== EXTRACTED INFORMATION ==
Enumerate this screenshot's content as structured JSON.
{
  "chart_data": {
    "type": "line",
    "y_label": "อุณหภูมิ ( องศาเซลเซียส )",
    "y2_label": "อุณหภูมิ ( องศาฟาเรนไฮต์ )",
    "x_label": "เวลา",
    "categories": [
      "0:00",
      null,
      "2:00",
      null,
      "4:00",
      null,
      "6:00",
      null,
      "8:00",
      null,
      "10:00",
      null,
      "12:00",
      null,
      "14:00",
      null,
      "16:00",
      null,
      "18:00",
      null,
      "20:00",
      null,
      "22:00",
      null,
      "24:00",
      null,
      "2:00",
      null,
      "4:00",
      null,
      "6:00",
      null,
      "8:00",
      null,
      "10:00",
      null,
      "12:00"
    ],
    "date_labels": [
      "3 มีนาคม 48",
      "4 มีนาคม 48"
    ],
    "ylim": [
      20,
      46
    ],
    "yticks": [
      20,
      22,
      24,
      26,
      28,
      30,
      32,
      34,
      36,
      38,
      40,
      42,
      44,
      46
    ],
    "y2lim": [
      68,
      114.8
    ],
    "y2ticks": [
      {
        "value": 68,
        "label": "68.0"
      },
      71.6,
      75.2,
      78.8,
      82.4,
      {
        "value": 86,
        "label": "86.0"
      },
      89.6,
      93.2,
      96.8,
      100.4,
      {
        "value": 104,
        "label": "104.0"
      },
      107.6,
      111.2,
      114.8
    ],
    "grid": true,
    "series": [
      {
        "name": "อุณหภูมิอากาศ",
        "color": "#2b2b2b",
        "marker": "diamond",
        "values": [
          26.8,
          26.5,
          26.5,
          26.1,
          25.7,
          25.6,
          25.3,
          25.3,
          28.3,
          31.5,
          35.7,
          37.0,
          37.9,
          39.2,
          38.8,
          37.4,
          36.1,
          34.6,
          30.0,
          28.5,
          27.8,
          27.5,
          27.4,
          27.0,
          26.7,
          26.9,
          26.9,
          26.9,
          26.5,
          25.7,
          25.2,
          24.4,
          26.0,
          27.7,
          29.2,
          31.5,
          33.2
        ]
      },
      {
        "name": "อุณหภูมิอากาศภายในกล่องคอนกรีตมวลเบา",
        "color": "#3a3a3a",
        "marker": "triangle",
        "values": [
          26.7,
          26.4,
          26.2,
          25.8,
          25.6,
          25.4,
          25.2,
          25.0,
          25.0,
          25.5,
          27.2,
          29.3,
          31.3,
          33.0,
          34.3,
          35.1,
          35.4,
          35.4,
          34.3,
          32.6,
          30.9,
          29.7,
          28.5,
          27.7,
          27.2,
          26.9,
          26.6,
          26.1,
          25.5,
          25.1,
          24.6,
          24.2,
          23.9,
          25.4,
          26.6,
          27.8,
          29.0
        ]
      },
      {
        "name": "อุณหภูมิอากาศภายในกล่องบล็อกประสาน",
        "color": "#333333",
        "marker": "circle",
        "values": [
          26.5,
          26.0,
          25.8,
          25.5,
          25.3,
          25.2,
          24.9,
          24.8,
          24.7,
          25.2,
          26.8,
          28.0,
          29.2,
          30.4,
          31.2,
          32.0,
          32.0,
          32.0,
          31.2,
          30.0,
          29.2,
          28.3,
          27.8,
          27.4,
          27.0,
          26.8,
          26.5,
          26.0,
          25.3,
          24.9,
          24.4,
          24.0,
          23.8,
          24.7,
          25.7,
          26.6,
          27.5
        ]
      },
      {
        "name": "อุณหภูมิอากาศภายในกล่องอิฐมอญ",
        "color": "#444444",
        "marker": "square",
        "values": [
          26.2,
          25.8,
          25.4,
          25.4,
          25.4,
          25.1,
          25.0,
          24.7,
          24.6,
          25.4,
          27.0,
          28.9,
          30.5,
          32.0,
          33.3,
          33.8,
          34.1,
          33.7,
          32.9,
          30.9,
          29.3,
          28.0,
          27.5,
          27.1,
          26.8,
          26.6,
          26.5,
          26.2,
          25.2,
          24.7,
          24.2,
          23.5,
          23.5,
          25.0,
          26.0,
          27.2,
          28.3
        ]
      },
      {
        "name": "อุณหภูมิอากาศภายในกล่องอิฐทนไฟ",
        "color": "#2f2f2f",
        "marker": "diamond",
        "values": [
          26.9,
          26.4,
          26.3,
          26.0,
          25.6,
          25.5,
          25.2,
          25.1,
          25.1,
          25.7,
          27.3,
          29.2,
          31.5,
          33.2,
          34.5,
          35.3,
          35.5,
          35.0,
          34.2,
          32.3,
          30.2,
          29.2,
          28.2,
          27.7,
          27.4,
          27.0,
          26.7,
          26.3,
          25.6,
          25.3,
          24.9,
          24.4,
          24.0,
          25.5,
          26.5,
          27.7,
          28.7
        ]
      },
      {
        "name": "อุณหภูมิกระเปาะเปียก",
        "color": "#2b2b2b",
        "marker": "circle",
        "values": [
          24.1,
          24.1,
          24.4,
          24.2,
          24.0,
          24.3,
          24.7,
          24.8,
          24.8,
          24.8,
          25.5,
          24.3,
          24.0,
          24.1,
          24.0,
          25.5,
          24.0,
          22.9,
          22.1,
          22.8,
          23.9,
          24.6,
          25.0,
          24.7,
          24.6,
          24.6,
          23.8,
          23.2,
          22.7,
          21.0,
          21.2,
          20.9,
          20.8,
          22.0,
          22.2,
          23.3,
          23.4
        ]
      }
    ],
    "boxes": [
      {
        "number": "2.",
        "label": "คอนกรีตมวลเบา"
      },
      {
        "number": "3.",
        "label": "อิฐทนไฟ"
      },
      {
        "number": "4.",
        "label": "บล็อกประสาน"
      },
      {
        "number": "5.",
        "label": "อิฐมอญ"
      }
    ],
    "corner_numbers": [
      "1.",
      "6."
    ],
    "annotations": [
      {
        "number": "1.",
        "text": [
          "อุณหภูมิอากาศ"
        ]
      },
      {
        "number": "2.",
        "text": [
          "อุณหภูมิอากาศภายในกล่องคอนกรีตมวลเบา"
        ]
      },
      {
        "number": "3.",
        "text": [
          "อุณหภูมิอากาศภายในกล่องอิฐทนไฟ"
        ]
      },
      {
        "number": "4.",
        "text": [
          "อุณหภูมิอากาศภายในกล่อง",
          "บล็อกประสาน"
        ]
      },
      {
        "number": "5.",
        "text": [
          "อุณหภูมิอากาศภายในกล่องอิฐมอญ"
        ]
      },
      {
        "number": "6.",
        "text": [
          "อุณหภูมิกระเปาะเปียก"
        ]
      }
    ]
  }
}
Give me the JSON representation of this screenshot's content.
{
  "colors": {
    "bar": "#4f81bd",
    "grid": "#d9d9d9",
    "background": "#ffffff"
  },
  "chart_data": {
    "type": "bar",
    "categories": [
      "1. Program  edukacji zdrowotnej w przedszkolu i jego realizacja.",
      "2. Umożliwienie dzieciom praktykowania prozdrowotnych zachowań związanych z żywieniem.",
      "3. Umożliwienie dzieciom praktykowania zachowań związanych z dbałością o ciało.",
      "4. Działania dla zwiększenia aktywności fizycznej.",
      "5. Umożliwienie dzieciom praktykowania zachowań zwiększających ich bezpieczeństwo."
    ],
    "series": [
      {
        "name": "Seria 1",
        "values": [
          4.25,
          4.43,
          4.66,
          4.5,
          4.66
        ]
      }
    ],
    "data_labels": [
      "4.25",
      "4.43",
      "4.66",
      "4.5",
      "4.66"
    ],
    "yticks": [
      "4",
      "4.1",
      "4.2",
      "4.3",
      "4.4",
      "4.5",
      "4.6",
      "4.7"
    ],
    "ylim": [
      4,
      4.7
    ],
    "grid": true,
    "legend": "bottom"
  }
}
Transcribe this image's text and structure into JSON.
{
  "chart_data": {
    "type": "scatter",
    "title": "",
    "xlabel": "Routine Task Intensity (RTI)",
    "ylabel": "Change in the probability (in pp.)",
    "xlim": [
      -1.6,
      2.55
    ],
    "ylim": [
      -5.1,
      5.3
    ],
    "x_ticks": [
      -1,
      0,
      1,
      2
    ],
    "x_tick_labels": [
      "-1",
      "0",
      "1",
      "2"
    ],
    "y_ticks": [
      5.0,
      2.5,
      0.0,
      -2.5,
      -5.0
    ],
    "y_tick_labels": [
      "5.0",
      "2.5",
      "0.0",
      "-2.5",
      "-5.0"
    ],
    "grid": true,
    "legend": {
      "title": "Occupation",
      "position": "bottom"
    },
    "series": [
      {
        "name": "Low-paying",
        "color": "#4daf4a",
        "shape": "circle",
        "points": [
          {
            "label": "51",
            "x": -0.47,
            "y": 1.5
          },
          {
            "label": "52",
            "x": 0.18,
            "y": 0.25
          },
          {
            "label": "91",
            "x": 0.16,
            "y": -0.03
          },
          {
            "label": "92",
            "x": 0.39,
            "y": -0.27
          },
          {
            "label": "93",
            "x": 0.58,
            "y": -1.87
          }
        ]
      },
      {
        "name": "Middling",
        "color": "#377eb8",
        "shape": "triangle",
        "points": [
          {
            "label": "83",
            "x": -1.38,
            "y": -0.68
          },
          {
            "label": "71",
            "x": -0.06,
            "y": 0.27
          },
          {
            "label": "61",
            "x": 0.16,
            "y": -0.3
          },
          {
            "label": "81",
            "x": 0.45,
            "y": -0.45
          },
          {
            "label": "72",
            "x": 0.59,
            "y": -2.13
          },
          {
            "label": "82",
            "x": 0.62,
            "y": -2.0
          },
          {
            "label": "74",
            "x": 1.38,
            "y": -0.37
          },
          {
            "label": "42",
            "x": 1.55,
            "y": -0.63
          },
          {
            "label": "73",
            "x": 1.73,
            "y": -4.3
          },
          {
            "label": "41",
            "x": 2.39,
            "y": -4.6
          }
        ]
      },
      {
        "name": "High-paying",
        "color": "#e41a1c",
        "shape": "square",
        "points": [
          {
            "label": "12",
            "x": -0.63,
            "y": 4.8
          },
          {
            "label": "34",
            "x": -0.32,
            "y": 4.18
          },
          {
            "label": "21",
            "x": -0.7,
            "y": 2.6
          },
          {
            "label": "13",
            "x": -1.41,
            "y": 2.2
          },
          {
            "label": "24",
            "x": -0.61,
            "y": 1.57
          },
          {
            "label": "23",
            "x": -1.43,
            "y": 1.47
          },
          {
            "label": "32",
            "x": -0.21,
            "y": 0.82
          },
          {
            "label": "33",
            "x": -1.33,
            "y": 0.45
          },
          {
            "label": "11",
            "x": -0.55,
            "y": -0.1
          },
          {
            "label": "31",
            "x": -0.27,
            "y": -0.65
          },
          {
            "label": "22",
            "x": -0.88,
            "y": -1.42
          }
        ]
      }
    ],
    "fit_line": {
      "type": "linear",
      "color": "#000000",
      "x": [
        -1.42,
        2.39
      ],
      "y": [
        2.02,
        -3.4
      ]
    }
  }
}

== TASK BRIEF ==
In the records, locate each line holding the string "กระเปาะเป" and copy it.

== ANSWER TO THIS PROBLEM ==
        "name": "อุณหภูมิกระเปาะเปียก",
          "อุณหภูมิกระเปาะเปียก"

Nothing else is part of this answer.